* [Supplied text]

######

Irish Pseudohistory and Lore of the Master Poets Part 4

The second section of the Tuatha Dé interlude in the ‘Book of Invasions’ is a chronological list of their rulers/kings with the length of their reigns; Núada 7 years, Brés 7 years, Núada (2nd reign with silver arm) 20 years, Lugh 40 years, an Dagda 80 years, Delbaeth 10 years, Fíachu mac Delbaeth 10 years, and then the 3 grandsons of an Dagda (Mac Cuill, Mac Cécht and Mac Gréine) with a combined reign of 27 years (‘Lebór Gabála Ereann’ various).

This part of the text is not of major importance. The earliest version is sparse, though later ones weave in a brief listing of some of the Tuatha Dé’s more minor figures into the text (‘ A Tuatha Dé Miscellany’ J Carey). The regnal periods suggest symbolism: notably as the era of the Tuatha Dé reaches its peak, the kings reigns double in length, not once but twice: 20, 40, 80. Blatantly artificial though this is, we may still discern an echo here of an Dagda’s original mythical eminence as the ‘supreme father’; his sovereignty is the longest, after which things begin to fall away. It is also striking that the 3 longest reigns belong to figures who are all securely former Gods, while those of minor and shadowy figures such as Fíachu and Dalbaeth are shorter. The fundamental pseudohistorical doctrine that the Tuatha Dé’s sovereignty over Ireland was merely a phaseis underscored by this numerical pattern of increase, apogee and ebb.

######

* [Entries shown]

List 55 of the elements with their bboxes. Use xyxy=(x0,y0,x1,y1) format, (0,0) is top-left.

######

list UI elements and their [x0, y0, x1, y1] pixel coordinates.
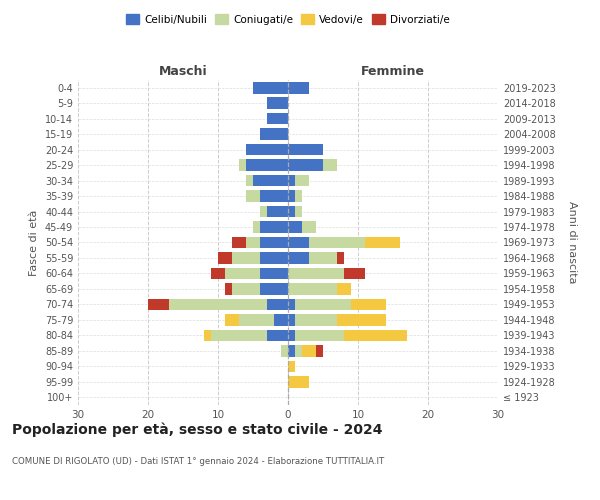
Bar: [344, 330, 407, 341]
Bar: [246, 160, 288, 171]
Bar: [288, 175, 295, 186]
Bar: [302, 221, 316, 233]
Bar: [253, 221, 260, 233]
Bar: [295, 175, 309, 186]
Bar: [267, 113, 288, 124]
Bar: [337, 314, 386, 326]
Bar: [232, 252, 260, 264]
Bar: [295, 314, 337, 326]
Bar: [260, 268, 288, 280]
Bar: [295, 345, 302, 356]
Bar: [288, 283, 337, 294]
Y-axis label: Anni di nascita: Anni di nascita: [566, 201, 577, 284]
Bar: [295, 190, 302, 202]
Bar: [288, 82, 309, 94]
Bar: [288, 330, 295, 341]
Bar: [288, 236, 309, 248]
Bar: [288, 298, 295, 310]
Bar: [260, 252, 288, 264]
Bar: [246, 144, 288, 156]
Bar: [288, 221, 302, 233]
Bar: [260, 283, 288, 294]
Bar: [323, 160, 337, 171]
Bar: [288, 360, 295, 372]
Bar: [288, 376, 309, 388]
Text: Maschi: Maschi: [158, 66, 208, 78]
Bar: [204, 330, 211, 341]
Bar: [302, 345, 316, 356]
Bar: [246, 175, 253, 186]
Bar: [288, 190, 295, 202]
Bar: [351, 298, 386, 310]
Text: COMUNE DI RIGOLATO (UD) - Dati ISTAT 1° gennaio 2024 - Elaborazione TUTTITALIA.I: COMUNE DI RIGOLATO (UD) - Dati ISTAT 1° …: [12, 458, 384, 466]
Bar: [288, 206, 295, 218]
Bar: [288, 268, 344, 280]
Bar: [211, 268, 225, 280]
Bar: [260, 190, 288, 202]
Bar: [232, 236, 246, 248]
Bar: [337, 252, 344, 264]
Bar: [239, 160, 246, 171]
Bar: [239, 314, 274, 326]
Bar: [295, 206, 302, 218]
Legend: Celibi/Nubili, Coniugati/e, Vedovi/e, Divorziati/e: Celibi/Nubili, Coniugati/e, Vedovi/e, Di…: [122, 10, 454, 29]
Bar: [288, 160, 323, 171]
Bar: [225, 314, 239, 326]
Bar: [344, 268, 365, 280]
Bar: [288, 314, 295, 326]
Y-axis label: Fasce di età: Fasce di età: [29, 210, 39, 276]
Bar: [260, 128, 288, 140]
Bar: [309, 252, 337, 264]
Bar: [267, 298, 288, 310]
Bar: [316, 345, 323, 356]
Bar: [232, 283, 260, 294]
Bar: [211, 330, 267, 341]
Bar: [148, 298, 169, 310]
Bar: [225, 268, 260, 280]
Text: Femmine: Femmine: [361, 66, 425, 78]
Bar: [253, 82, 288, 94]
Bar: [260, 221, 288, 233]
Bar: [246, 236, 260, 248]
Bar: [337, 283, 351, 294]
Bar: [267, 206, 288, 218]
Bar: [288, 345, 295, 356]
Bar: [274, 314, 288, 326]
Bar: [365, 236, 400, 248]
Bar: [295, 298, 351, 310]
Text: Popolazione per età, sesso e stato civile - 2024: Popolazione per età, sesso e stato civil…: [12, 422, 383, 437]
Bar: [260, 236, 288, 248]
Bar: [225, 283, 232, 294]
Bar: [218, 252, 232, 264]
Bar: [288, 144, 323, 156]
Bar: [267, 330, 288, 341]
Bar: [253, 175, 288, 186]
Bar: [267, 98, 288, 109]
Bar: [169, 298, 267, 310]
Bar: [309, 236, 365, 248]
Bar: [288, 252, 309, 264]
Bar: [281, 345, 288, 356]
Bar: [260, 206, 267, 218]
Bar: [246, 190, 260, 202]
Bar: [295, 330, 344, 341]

######

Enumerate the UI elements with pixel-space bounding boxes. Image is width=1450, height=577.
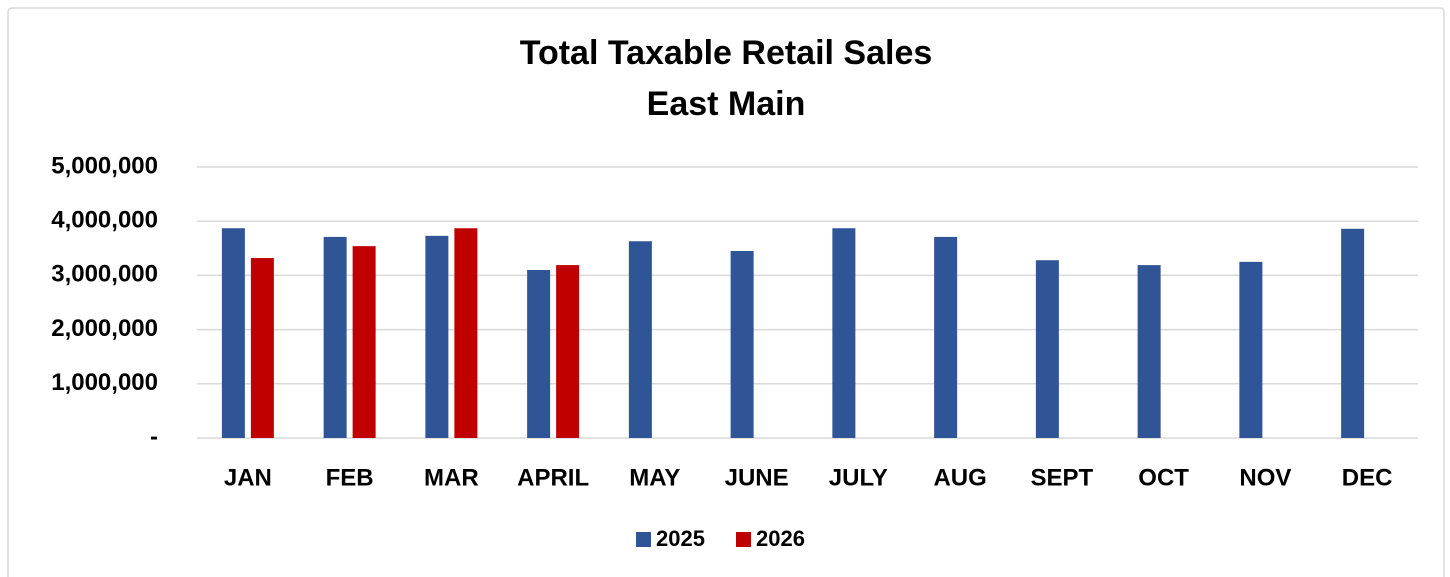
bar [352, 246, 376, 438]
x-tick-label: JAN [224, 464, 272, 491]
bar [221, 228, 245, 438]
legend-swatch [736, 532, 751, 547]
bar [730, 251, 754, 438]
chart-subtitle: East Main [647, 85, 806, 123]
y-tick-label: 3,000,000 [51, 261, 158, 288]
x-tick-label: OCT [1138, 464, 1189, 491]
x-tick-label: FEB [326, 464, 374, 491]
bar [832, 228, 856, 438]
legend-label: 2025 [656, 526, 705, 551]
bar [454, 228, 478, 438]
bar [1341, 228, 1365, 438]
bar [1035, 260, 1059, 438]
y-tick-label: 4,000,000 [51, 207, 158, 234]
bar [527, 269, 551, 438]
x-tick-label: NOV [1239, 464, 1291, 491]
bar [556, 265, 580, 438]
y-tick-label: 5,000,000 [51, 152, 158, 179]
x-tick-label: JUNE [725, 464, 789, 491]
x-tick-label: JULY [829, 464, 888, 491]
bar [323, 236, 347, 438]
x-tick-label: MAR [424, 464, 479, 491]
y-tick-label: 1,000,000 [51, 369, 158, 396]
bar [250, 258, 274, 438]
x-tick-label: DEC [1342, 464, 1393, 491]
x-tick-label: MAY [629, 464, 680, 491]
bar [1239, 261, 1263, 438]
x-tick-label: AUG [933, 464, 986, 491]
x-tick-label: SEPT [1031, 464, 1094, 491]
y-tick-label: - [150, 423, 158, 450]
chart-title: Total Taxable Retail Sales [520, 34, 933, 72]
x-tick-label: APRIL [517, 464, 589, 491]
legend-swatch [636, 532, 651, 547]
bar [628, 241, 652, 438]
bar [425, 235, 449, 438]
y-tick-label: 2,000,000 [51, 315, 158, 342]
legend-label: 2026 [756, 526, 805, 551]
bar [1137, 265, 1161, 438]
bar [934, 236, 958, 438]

######

* [Instruction] In the passage on Irish pseudohistory, copy the part that opens with the words containing "Irish Pseudohistory and" and closes with "Gabála Ereann’ various).", replacing "Núada" with "Nuadu".

* [Output for this exercise]
Irish Pseudohistory and Lore of the Master Poets Part 4

The second section of the Tuatha Dé interlude in the ‘Book of Invasions’ is a chronological list of their rulers/kings with the length of their reigns; Nuadu 7 years, Brés 7 years, Nuadu (2nd reign with silver arm) 20 years, Lugh 40 years, an Dagda 80 years, Delbaeth 10 years, Fíachu mac Delbaeth 10 years, and then the 3 grandsons of an Dagda (Mac Cuill, Mac Cécht and Mac Gréine) with a combined reign of 27 years (‘Lebór Gabála Ereann’ various).